### Directions for this task
Transcribe every entry word for word, leaving out all images.
######
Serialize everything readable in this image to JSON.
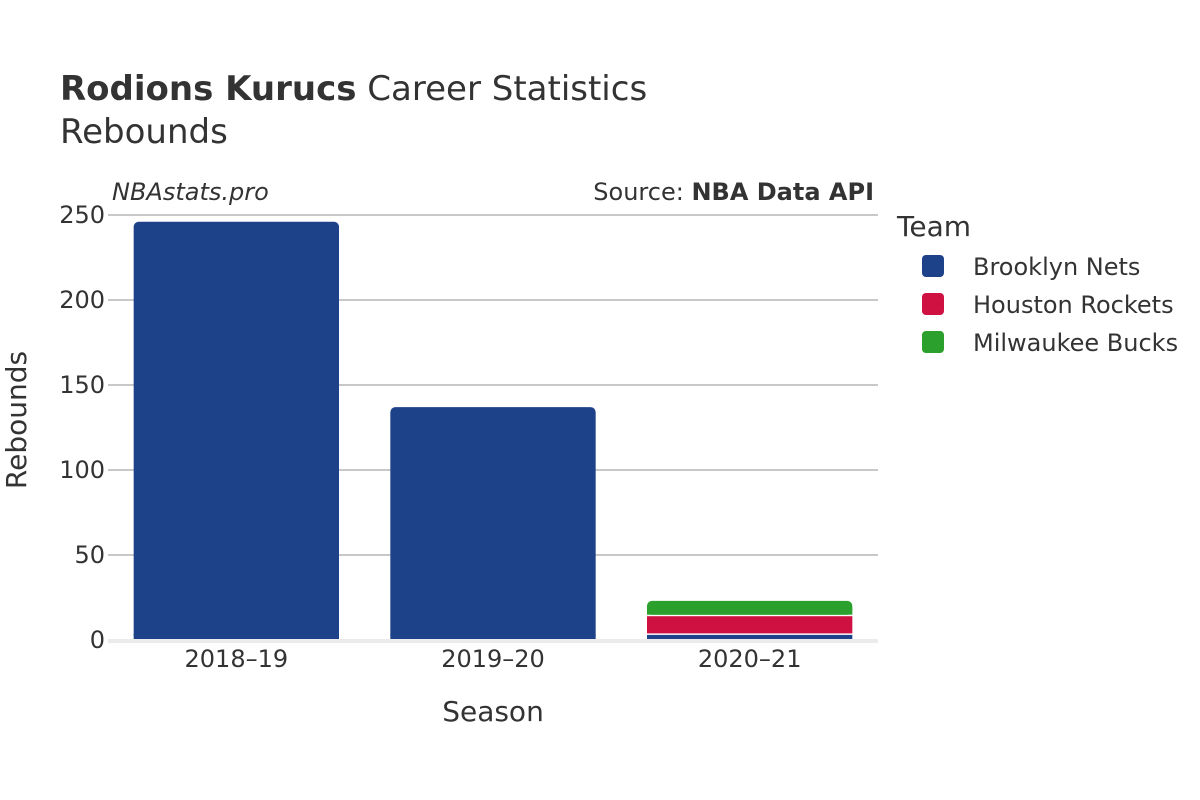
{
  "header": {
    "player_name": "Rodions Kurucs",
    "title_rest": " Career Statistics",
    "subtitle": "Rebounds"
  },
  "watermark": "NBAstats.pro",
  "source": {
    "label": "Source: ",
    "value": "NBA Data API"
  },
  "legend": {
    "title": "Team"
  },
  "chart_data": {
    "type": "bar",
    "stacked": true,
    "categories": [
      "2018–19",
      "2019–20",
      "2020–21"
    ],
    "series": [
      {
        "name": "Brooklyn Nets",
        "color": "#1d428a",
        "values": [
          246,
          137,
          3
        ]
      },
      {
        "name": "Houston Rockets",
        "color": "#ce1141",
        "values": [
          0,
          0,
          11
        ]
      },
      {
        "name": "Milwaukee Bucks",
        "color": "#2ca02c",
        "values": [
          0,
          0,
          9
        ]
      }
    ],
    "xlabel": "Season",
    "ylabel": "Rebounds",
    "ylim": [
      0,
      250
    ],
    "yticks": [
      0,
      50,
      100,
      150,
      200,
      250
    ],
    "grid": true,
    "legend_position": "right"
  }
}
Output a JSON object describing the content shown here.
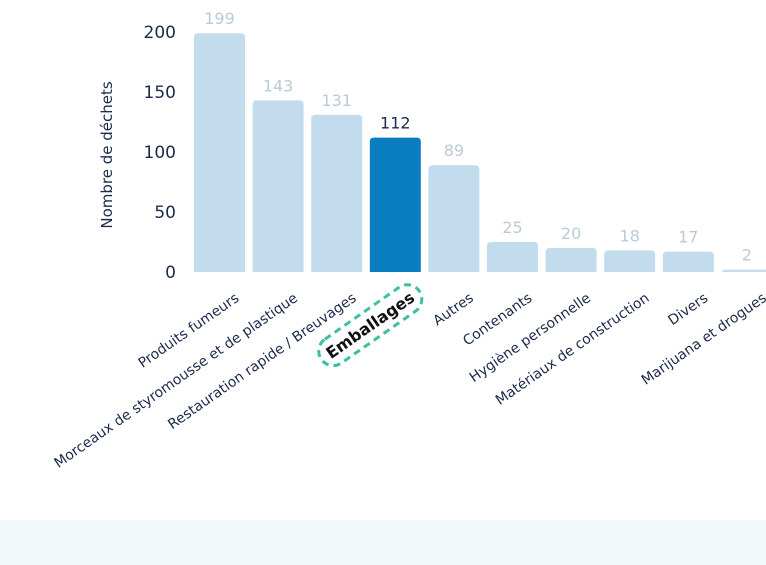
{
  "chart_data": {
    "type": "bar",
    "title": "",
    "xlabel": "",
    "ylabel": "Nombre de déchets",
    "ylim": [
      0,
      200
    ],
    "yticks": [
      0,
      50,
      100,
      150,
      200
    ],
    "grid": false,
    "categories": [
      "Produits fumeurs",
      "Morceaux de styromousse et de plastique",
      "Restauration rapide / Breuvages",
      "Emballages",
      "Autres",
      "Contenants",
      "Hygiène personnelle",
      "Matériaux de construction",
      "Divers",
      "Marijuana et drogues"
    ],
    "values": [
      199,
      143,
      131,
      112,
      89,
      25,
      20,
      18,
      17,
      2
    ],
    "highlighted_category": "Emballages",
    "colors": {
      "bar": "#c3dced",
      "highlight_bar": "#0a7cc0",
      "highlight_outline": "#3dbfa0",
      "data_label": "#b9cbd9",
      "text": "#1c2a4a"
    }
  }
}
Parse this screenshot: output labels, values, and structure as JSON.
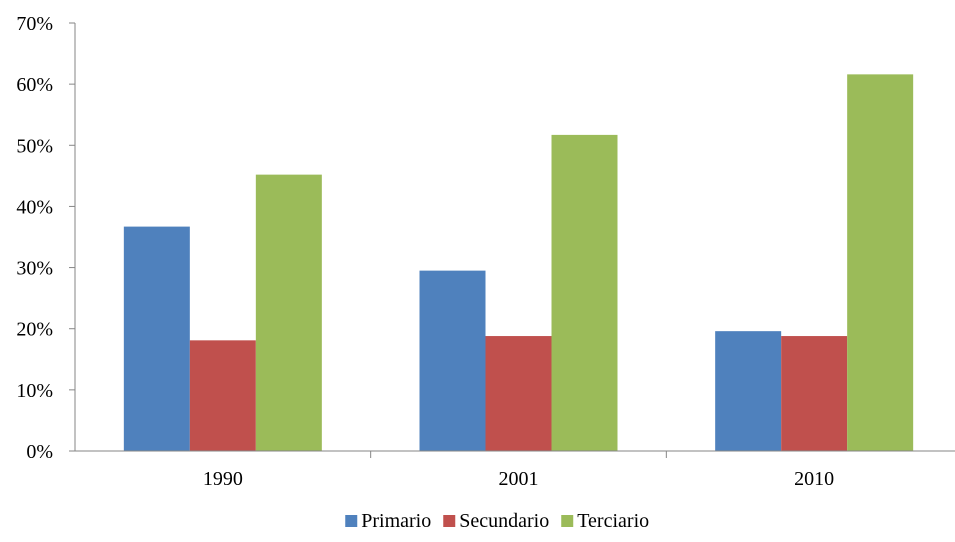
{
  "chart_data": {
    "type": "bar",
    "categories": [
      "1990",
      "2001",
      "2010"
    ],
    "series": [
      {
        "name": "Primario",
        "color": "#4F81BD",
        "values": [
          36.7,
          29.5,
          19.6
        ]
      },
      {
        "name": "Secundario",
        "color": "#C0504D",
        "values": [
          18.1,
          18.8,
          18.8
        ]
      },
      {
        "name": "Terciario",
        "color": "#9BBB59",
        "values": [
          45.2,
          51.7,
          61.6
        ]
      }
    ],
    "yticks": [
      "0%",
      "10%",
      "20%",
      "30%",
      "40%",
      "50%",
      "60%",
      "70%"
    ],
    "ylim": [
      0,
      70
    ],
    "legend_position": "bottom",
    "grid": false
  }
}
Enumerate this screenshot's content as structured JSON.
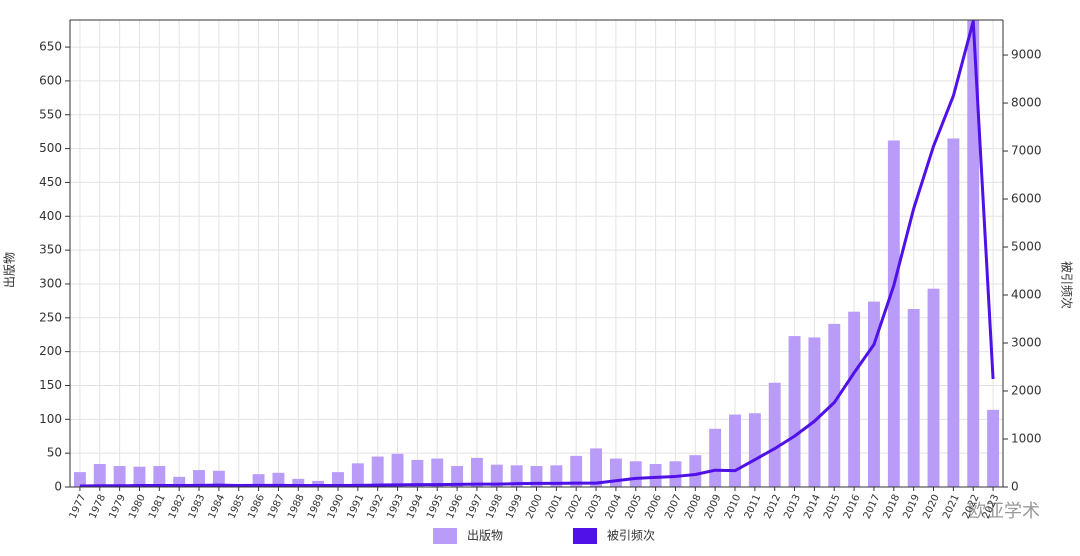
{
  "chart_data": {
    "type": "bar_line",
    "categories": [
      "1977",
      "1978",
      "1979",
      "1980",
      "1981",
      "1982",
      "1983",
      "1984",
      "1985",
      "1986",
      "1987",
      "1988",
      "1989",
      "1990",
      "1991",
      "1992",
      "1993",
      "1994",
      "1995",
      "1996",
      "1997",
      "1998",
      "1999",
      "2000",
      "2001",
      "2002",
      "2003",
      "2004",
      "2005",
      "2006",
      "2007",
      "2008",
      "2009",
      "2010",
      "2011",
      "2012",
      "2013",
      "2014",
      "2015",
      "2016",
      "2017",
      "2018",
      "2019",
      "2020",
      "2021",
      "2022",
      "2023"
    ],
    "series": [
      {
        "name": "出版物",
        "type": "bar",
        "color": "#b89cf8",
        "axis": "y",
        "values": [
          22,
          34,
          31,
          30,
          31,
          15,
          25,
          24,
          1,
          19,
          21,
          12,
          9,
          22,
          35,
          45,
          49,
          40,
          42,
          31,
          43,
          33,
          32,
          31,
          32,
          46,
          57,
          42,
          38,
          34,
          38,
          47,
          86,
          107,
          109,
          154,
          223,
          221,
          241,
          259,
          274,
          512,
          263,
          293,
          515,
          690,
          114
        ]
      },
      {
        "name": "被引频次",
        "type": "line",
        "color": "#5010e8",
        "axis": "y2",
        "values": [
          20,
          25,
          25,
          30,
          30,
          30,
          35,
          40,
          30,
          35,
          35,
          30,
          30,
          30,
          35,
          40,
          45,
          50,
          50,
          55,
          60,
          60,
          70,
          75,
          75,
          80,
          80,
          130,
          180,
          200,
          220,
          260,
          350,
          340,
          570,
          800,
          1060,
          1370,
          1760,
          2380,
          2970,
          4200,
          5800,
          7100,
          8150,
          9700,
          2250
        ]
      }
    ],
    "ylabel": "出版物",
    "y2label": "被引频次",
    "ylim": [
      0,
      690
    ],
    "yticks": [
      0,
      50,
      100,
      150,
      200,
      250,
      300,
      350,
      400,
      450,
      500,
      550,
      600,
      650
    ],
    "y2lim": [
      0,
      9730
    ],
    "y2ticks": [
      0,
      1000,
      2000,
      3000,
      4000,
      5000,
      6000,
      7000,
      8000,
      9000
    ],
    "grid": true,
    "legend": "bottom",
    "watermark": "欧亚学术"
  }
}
######
### Output below
Serialize everything readable in this image to JSON.
{
  "header": {
    "player_name": "Rodions Kurucs",
    "title_rest": " Career Statistics",
    "subtitle": "Rebounds"
  },
  "watermark": "NBAstats.pro",
  "source": {
    "label": "Source: ",
    "value": "NBA Data API"
  },
  "legend": {
    "title": "Team"
  },
  "chart_data": {
    "type": "bar",
    "stacked": true,
    "categories": [
      "2018–19",
      "2019–20",
      "2020–21"
    ],
    "series": [
      {
        "name": "Brooklyn Nets",
        "color": "#1d428a",
        "values": [
          246,
          137,
          3
        ]
      },
      {
        "name": "Houston Rockets",
        "color": "#ce1141",
        "values": [
          0,
          0,
          11
        ]
      },
      {
        "name": "Milwaukee Bucks",
        "color": "#2ca02c",
        "values": [
          0,
          0,
          9
        ]
      }
    ],
    "xlabel": "Season",
    "ylabel": "Rebounds",
    "ylim": [
      0,
      250
    ],
    "yticks": [
      0,
      50,
      100,
      150,
      200,
      250
    ],
    "grid": true,
    "legend_position": "right"
  }
}
Output a JSON object describing the content shown here.
{
  "chart_data": {
    "type": "bar",
    "title": "",
    "xlabel": "",
    "ylabel": "Nombre de déchets",
    "ylim": [
      0,
      200
    ],
    "yticks": [
      0,
      50,
      100,
      150,
      200
    ],
    "grid": false,
    "categories": [
      "Produits fumeurs",
      "Morceaux de styromousse et de plastique",
      "Restauration rapide / Breuvages",
      "Emballages",
      "Autres",
      "Contenants",
      "Hygiène personnelle",
      "Matériaux de construction",
      "Divers",
      "Marijuana et drogues"
    ],
    "values": [
      199,
      143,
      131,
      112,
      89,
      25,
      20,
      18,
      17,
      2
    ],
    "highlighted_category": "Emballages",
    "colors": {
      "bar": "#c3dced",
      "highlight_bar": "#0a7cc0",
      "highlight_outline": "#3dbfa0",
      "data_label": "#b9cbd9",
      "text": "#1c2a4a"
    }
  }
}
Parse this screenshot: output labels, values, and structure as JSON.
{
  "chart_data": {
    "type": "bar",
    "categories": [
      "1990",
      "2001",
      "2010"
    ],
    "series": [
      {
        "name": "Primario",
        "color": "#4F81BD",
        "values": [
          36.7,
          29.5,
          19.6
        ]
      },
      {
        "name": "Secundario",
        "color": "#C0504D",
        "values": [
          18.1,
          18.8,
          18.8
        ]
      },
      {
        "name": "Terciario",
        "color": "#9BBB59",
        "values": [
          45.2,
          51.7,
          61.6
        ]
      }
    ],
    "yticks": [
      "0%",
      "10%",
      "20%",
      "30%",
      "40%",
      "50%",
      "60%",
      "70%"
    ],
    "ylim": [
      0,
      70
    ],
    "legend_position": "bottom",
    "grid": false
  }
}
Enumerate this screenshot's content as structured JSON.
{
  "chart_data": {
    "type": "bar_line",
    "categories": [
      "1977",
      "1978",
      "1979",
      "1980",
      "1981",
      "1982",
      "1983",
      "1984",
      "1985",
      "1986",
      "1987",
      "1988",
      "1989",
      "1990",
      "1991",
      "1992",
      "1993",
      "1994",
      "1995",
      "1996",
      "1997",
      "1998",
      "1999",
      "2000",
      "2001",
      "2002",
      "2003",
      "2004",
      "2005",
      "2006",
      "2007",
      "2008",
      "2009",
      "2010",
      "2011",
      "2012",
      "2013",
      "2014",
      "2015",
      "2016",
      "2017",
      "2018",
      "2019",
      "2020",
      "2021",
      "2022",
      "2023"
    ],
    "series": [
      {
        "name": "出版物",
        "type": "bar",
        "color": "#b89cf8",
        "axis": "y",
        "values": [
          22,
          34,
          31,
          30,
          31,
          15,
          25,
          24,
          1,
          19,
          21,
          12,
          9,
          22,
          35,
          45,
          49,
          40,
          42,
          31,
          43,
          33,
          32,
          31,
          32,
          46,
          57,
          42,
          38,
          34,
          38,
          47,
          86,
          107,
          109,
          154,
          223,
          221,
          241,
          259,
          274,
          512,
          263,
          293,
          515,
          690,
          114
        ]
      },
      {
        "name": "被引频次",
        "type": "line",
        "color": "#5010e8",
        "axis": "y2",
        "values": [
          20,
          25,
          25,
          30,
          30,
          30,
          35,
          40,
          30,
          35,
          35,
          30,
          30,
          30,
          35,
          40,
          45,
          50,
          50,
          55,
          60,
          60,
          70,
          75,
          75,
          80,
          80,
          130,
          180,
          200,
          220,
          260,
          350,
          340,
          570,
          800,
          1060,
          1370,
          1760,
          2380,
          2970,
          4200,
          5800,
          7100,
          8150,
          9700,
          2250
        ]
      }
    ],
    "ylabel": "出版物",
    "y2label": "被引频次",
    "ylim": [
      0,
      690
    ],
    "yticks": [
      0,
      50,
      100,
      150,
      200,
      250,
      300,
      350,
      400,
      450,
      500,
      550,
      600,
      650
    ],
    "y2lim": [
      0,
      9730
    ],
    "y2ticks": [
      0,
      1000,
      2000,
      3000,
      4000,
      5000,
      6000,
      7000,
      8000,
      9000
    ],
    "grid": true,
    "legend": "bottom",
    "watermark": "欧亚学术"
  }
}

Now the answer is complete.